===== Record excerpts
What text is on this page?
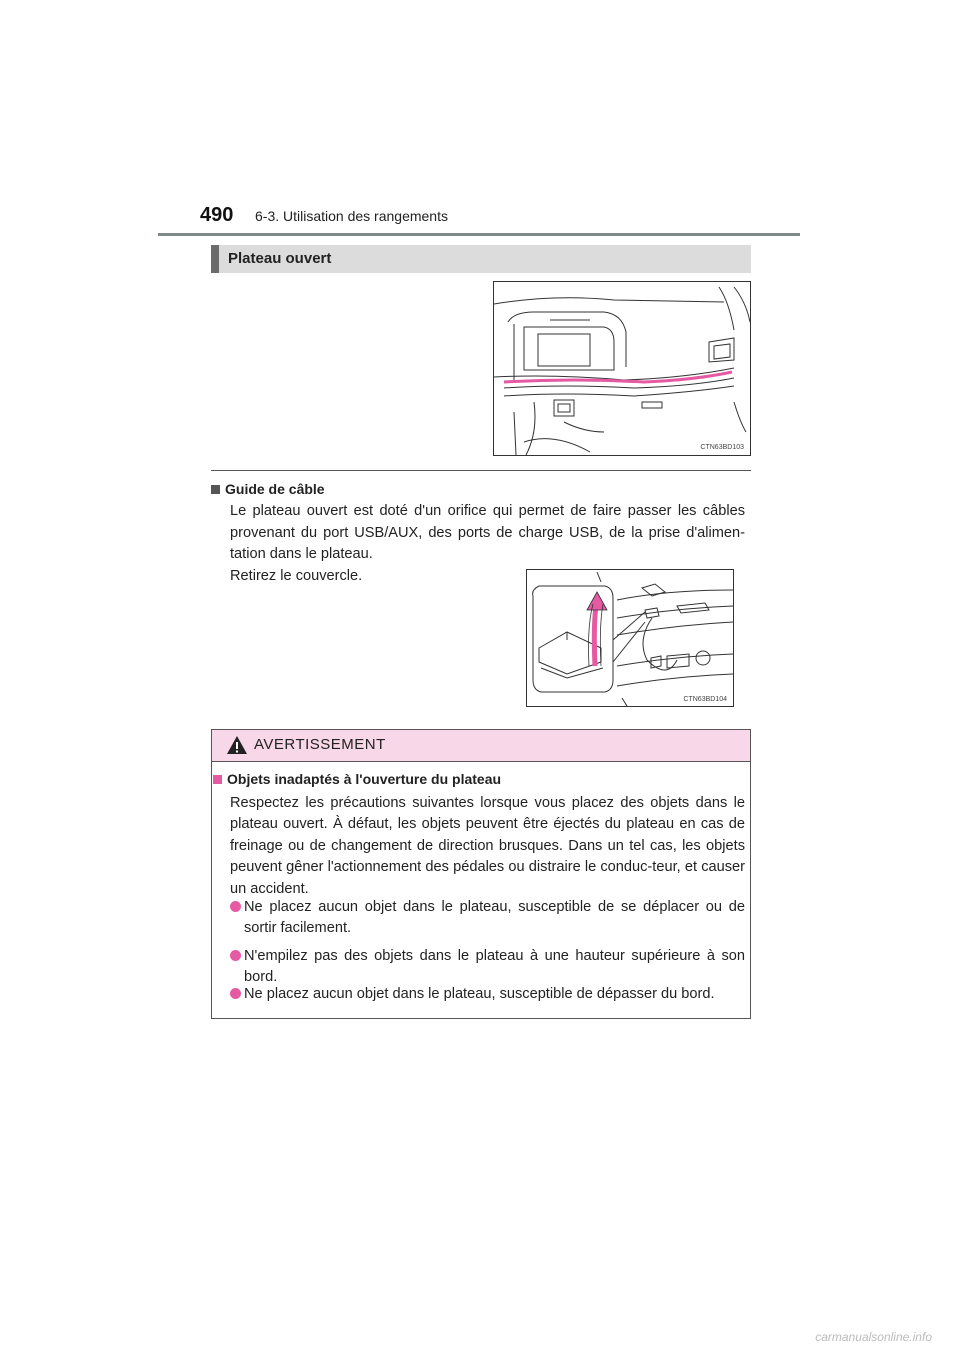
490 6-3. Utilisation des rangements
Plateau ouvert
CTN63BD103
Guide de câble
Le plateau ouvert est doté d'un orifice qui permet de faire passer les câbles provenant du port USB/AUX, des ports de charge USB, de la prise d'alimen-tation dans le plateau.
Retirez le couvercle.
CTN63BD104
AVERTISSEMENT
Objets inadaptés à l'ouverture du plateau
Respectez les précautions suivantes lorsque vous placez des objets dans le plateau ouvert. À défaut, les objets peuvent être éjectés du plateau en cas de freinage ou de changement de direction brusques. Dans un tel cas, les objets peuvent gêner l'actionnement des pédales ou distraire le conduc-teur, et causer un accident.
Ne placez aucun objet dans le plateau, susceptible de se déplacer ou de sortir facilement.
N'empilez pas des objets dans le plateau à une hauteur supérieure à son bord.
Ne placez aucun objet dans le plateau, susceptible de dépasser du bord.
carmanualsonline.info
==========
To be done: Extract the full listing exactly, with the pictures left out.

Worked solution:
What text is on this page?
490 6-3. Utilisation des rangements
Plateau ouvert
CTN63BD103
Guide de câble
Le plateau ouvert est doté d'un orifice qui permet de faire passer les câbles provenant du port USB/AUX, des ports de charge USB, de la prise d'alimen-tation dans le plateau.
Retirez le couvercle.
CTN63BD104
AVERTISSEMENT
Objets inadaptés à l'ouverture du plateau
Respectez les précautions suivantes lorsque vous placez des objets dans le plateau ouvert. À défaut, les objets peuvent être éjectés du plateau en cas de freinage ou de changement de direction brusques. Dans un tel cas, les objets peuvent gêner l'actionnement des pédales ou distraire le conduc-teur, et causer un accident.
Ne placez aucun objet dans le plateau, susceptible de se déplacer ou de sortir facilement.
N'empilez pas des objets dans le plateau à une hauteur supérieure à son bord.
Ne placez aucun objet dans le plateau, susceptible de dépasser du bord.
carmanualsonline.info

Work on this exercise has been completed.